How many lines in the entries below include the string "screenshot"? Answer with the number only.
»»
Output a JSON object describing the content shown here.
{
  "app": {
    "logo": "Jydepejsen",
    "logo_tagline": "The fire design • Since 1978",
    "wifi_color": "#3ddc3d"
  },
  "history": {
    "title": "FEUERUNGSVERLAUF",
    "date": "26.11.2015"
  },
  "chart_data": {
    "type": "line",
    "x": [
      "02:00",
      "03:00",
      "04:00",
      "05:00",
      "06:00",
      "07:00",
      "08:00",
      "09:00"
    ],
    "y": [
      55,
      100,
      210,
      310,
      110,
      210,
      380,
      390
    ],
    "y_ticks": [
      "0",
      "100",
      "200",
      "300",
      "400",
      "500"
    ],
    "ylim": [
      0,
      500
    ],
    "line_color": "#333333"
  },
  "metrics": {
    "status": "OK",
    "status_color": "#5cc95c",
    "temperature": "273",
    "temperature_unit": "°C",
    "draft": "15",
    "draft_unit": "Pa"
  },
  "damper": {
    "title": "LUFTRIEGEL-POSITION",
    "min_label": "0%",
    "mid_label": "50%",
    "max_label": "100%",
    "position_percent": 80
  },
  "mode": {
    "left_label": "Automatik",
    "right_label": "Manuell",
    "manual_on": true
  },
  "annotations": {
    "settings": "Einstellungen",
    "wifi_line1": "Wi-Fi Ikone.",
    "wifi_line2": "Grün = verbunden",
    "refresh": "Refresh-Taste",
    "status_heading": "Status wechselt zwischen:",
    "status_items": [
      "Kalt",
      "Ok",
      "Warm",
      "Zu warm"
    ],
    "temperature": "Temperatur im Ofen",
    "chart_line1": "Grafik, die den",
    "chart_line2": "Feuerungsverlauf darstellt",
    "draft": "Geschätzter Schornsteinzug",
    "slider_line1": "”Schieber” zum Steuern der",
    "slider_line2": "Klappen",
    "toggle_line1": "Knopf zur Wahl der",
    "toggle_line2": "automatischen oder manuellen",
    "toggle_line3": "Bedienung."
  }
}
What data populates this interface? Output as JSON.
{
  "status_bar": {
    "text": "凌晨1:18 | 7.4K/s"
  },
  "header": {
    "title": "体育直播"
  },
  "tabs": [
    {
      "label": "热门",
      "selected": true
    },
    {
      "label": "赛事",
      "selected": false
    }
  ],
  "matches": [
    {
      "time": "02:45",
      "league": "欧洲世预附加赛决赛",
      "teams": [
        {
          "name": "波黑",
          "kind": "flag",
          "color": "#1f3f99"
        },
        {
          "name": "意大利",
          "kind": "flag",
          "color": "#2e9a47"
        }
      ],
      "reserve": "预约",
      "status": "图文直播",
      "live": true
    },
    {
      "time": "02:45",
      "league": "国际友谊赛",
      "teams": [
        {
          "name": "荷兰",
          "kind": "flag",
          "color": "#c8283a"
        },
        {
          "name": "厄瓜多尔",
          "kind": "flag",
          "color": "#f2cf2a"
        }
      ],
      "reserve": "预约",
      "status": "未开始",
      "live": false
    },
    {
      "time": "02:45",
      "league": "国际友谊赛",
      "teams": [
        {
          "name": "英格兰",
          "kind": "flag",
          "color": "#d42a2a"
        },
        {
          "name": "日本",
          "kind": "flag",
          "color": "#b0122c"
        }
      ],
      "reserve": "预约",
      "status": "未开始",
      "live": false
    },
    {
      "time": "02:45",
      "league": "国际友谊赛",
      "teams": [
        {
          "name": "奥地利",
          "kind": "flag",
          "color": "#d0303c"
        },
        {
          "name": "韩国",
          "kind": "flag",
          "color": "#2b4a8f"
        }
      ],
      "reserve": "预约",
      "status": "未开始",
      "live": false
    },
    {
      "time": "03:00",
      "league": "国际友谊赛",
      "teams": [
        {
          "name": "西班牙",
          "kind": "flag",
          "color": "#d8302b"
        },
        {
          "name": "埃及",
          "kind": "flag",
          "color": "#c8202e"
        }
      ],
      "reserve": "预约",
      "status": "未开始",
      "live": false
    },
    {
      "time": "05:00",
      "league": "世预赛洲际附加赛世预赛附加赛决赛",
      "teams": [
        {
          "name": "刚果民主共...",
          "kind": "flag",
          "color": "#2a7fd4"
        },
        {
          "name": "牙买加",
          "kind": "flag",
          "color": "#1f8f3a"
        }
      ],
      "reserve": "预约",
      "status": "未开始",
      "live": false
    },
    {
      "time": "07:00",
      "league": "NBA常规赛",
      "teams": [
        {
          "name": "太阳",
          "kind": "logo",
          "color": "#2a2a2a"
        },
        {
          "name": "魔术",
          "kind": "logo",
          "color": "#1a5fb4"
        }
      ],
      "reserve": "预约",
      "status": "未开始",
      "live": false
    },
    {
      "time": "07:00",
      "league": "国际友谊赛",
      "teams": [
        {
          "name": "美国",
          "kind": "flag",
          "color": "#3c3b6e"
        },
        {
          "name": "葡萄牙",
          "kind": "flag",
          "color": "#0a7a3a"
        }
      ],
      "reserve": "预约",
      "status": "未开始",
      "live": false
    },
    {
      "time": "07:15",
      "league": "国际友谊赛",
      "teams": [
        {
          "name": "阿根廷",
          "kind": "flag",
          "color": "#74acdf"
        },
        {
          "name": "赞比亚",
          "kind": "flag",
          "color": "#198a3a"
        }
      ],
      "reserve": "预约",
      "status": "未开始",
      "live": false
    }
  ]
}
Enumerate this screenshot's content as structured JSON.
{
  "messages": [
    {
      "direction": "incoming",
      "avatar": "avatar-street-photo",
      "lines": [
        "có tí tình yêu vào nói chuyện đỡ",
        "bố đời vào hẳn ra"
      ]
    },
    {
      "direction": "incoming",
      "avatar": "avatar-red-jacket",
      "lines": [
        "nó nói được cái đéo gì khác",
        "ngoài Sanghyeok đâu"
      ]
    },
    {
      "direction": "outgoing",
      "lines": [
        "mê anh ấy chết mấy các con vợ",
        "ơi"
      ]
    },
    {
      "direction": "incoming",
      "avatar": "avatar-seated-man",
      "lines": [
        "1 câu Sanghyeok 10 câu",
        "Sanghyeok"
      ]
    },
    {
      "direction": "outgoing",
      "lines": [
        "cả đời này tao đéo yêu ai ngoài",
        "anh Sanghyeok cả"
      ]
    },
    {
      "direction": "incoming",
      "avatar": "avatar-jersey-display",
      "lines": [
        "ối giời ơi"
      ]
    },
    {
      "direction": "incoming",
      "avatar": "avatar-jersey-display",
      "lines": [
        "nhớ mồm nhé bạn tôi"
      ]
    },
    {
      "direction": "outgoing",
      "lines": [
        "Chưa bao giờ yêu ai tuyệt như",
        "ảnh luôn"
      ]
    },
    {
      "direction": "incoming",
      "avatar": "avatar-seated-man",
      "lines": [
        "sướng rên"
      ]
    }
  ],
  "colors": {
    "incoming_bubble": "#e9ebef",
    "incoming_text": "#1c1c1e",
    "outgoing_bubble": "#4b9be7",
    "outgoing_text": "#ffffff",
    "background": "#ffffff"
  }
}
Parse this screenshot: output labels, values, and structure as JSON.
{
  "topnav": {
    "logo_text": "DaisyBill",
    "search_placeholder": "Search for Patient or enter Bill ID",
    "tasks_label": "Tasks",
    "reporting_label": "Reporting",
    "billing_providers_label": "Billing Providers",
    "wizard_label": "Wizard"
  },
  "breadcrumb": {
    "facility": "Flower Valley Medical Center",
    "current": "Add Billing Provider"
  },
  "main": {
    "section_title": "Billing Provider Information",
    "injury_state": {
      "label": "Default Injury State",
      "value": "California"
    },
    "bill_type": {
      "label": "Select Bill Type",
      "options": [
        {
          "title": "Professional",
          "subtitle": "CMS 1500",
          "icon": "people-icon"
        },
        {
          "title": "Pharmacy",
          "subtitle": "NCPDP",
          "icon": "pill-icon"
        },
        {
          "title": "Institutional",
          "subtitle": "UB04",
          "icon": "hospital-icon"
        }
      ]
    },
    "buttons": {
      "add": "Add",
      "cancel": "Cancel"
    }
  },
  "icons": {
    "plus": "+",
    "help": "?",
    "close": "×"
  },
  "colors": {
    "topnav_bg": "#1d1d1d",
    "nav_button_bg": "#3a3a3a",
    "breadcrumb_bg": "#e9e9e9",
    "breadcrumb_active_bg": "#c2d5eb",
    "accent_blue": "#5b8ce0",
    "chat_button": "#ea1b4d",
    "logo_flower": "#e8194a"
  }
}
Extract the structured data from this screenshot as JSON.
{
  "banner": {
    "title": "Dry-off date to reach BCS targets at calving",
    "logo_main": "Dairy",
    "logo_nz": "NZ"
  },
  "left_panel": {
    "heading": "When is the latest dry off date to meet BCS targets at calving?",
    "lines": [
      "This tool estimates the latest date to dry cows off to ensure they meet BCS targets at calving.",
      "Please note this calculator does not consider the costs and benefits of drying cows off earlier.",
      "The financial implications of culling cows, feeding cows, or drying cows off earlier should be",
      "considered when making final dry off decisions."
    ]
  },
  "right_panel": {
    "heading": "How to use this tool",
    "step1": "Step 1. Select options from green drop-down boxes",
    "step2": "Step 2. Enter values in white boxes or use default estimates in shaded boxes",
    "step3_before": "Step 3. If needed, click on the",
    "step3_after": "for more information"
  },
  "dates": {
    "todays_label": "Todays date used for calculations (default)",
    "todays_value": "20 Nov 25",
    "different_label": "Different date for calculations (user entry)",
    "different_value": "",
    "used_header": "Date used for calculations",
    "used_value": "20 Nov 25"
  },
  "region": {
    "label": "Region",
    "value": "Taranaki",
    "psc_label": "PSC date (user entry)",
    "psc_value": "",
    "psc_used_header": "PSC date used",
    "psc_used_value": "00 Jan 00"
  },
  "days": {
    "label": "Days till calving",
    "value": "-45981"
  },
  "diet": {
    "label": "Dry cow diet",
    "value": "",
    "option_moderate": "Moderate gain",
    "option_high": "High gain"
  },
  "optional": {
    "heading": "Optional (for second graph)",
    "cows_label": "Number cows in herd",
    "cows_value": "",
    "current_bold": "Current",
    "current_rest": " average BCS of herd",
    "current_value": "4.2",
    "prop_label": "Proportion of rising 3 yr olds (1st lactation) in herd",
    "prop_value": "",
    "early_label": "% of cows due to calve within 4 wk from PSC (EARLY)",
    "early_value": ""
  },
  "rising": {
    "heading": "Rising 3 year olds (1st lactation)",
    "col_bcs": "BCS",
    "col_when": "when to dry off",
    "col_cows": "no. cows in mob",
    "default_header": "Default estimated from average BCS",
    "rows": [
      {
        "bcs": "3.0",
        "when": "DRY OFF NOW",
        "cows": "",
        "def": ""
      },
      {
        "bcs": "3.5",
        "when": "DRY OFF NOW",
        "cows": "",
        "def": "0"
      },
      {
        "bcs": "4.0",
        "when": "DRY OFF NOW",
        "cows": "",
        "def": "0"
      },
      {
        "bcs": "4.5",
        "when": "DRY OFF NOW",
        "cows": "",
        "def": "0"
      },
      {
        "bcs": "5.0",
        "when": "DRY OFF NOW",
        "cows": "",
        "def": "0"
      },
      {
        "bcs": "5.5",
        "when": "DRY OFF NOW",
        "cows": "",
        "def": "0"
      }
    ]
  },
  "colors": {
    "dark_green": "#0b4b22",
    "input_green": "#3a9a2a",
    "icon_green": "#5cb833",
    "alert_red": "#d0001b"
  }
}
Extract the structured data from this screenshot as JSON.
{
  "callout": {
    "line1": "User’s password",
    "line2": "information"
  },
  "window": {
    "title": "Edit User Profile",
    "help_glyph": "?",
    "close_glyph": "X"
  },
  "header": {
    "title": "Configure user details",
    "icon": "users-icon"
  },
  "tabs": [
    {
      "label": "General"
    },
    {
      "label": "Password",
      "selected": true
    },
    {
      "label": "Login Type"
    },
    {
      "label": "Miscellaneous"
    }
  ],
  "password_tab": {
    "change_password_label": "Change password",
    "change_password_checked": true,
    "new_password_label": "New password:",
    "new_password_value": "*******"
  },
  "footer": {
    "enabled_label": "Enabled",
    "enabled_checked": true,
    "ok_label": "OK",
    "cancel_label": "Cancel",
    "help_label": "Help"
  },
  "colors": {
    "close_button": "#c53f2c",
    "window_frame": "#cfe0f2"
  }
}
««
§ **ANSWER BELOW**
4